» **Required task**
All entries must be extracted exactly, with nothing added or dropped.

» **Supplied information**
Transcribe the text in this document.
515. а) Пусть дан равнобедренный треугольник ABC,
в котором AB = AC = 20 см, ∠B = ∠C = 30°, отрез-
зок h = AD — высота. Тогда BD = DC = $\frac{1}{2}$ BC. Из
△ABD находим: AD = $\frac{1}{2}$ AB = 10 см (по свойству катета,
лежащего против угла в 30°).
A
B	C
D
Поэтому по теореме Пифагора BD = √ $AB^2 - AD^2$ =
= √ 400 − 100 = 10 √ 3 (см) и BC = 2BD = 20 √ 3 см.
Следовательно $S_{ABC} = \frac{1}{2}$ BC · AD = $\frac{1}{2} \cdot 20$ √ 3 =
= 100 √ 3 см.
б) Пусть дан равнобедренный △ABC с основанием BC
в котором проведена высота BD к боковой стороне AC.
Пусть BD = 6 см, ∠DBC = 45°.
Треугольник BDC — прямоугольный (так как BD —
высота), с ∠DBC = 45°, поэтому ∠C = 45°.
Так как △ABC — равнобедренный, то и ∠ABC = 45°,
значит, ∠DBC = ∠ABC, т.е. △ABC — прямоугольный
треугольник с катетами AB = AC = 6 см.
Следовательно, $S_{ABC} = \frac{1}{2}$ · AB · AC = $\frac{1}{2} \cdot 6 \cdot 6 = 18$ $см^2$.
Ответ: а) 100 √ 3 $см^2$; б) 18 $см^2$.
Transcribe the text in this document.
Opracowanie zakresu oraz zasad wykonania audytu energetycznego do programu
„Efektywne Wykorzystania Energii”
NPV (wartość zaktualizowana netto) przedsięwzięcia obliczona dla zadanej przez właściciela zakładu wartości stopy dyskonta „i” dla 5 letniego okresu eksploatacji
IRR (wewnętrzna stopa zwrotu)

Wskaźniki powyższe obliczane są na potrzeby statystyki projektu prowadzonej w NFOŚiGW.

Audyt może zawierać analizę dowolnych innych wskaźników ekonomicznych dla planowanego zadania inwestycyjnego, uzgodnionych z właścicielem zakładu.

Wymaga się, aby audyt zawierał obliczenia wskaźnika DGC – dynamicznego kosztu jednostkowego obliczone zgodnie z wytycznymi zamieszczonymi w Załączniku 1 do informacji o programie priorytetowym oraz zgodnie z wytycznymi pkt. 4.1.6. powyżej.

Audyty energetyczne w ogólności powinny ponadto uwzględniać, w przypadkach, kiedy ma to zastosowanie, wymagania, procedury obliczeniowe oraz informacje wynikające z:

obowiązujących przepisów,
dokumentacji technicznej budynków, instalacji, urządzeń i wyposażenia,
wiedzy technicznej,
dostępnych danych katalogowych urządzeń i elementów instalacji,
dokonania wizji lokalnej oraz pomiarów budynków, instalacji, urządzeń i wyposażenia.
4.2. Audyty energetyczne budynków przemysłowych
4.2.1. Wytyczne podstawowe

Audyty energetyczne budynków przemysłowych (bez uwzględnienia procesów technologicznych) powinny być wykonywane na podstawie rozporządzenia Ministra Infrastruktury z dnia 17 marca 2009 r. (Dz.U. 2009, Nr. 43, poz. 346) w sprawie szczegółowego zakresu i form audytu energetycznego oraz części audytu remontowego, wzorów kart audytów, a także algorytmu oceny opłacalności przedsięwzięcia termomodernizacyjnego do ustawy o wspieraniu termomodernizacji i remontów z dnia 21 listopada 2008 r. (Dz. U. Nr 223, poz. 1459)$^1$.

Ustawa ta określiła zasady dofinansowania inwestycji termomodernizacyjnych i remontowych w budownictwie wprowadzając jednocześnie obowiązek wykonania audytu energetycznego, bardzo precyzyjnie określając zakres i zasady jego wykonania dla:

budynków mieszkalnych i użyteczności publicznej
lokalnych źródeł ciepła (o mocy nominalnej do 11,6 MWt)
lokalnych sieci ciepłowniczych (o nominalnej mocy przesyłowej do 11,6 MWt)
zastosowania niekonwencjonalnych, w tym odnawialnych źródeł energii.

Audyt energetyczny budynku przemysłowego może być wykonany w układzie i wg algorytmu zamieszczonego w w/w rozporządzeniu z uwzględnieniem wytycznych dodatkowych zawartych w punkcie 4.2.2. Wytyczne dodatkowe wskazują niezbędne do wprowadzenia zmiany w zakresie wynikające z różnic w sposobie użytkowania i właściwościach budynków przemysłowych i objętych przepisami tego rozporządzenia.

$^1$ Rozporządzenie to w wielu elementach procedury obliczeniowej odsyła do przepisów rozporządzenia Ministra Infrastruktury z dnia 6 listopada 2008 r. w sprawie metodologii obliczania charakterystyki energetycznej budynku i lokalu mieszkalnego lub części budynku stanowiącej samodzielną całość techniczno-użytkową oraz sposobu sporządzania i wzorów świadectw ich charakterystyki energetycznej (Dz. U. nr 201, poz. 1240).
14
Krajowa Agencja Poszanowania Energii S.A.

» **Written answer**
Transcribe the text in this document.
515. а) Пусть дан равнобедренный треугольник ABC,
в котором AB = AC = 20 см, ∠B = ∠C = 30°, отрез-
зок h = AD — высота. Тогда BD = DC = $\frac{1}{2}$ BC. Из
△ABD находим: AD = $\frac{1}{2}$ AB = 10 см (по свойству катета,
лежащего против угла в 30°).
A
B	C
D
Поэтому по теореме Пифагора BD = √ $AB^2 - AD^2$ =
= √ 400 − 100 = 10 √ 3 (см) и BC = 2BD = 20 √ 3 см.
Следовательно $S_{ABC} = \frac{1}{2}$ BC · AD = $\frac{1}{2} \cdot 20$ √ 3 =
= 100 √ 3 см.
б) Пусть дан равнобедренный △ABC с основанием BC
в котором проведена высота BD к боковой стороне AC.
Пусть BD = 6 см, ∠DBC = 45°.
Треугольник BDC — прямоугольный (так как BD —
высота), с ∠DBC = 45°, поэтому ∠C = 45°.
Так как △ABC — равнобедренный, то и ∠ABC = 45°,
значит, ∠DBC = ∠ABC, т.е. △ABC — прямоугольный
треугольник с катетами AB = AC = 6 см.
Следовательно, $S_{ABC} = \frac{1}{2}$ · AB · AC = $\frac{1}{2} \cdot 6 \cdot 6 = 18$ $см^2$.
Ответ: а) 100 √ 3 $см^2$; б) 18 $см^2$.
Transcribe the text in this document.
Opracowanie zakresu oraz zasad wykonania audytu energetycznego do programu
„Efektywne Wykorzystania Energii”
NPV (wartość zaktualizowana netto) przedsięwzięcia obliczona dla zadanej przez właściciela zakładu wartości stopy dyskonta „i” dla 5 letniego okresu eksploatacji
IRR (wewnętrzna stopa zwrotu)

Wskaźniki powyższe obliczane są na potrzeby statystyki projektu prowadzonej w NFOŚiGW.

Audyt może zawierać analizę dowolnych innych wskaźników ekonomicznych dla planowanego zadania inwestycyjnego, uzgodnionych z właścicielem zakładu.

Wymaga się, aby audyt zawierał obliczenia wskaźnika DGC – dynamicznego kosztu jednostkowego obliczone zgodnie z wytycznymi zamieszczonymi w Załączniku 1 do informacji o programie priorytetowym oraz zgodnie z wytycznymi pkt. 4.1.6. powyżej.

Audyty energetyczne w ogólności powinny ponadto uwzględniać, w przypadkach, kiedy ma to zastosowanie, wymagania, procedury obliczeniowe oraz informacje wynikające z:

obowiązujących przepisów,
dokumentacji technicznej budynków, instalacji, urządzeń i wyposażenia,
wiedzy technicznej,
dostępnych danych katalogowych urządzeń i elementów instalacji,
dokonania wizji lokalnej oraz pomiarów budynków, instalacji, urządzeń i wyposażenia.
4.2. Audyty energetyczne budynków przemysłowych
4.2.1. Wytyczne podstawowe

Audyty energetyczne budynków przemysłowych (bez uwzględnienia procesów technologicznych) powinny być wykonywane na podstawie rozporządzenia Ministra Infrastruktury z dnia 17 marca 2009 r. (Dz.U. 2009, Nr. 43, poz. 346) w sprawie szczegółowego zakresu i form audytu energetycznego oraz części audytu remontowego, wzorów kart audytów, a także algorytmu oceny opłacalności przedsięwzięcia termomodernizacyjnego do ustawy o wspieraniu termomodernizacji i remontów z dnia 21 listopada 2008 r. (Dz. U. Nr 223, poz. 1459)$^1$.

Ustawa ta określiła zasady dofinansowania inwestycji termomodernizacyjnych i remontowych w budownictwie wprowadzając jednocześnie obowiązek wykonania audytu energetycznego, bardzo precyzyjnie określając zakres i zasady jego wykonania dla:

budynków mieszkalnych i użyteczności publicznej
lokalnych źródeł ciepła (o mocy nominalnej do 11,6 MWt)
lokalnych sieci ciepłowniczych (o nominalnej mocy przesyłowej do 11,6 MWt)
zastosowania niekonwencjonalnych, w tym odnawialnych źródeł energii.

Audyt energetyczny budynku przemysłowego może być wykonany w układzie i wg algorytmu zamieszczonego w w/w rozporządzeniu z uwzględnieniem wytycznych dodatkowych zawartych w punkcie 4.2.2. Wytyczne dodatkowe wskazują niezbędne do wprowadzenia zmiany w zakresie wynikające z różnic w sposobie użytkowania i właściwościach budynków przemysłowych i objętych przepisami tego rozporządzenia.

$^1$ Rozporządzenie to w wielu elementach procedury obliczeniowej odsyła do przepisów rozporządzenia Ministra Infrastruktury z dnia 6 listopada 2008 r. w sprawie metodologii obliczania charakterystyki energetycznej budynku i lokalu mieszkalnego lub części budynku stanowiącej samodzielną całość techniczno-użytkową oraz sposobu sporządzania i wzorów świadectw ich charakterystyki energetycznej (Dz. U. nr 201, poz. 1240).
14
Krajowa Agencja Poszanowania Energii S.A.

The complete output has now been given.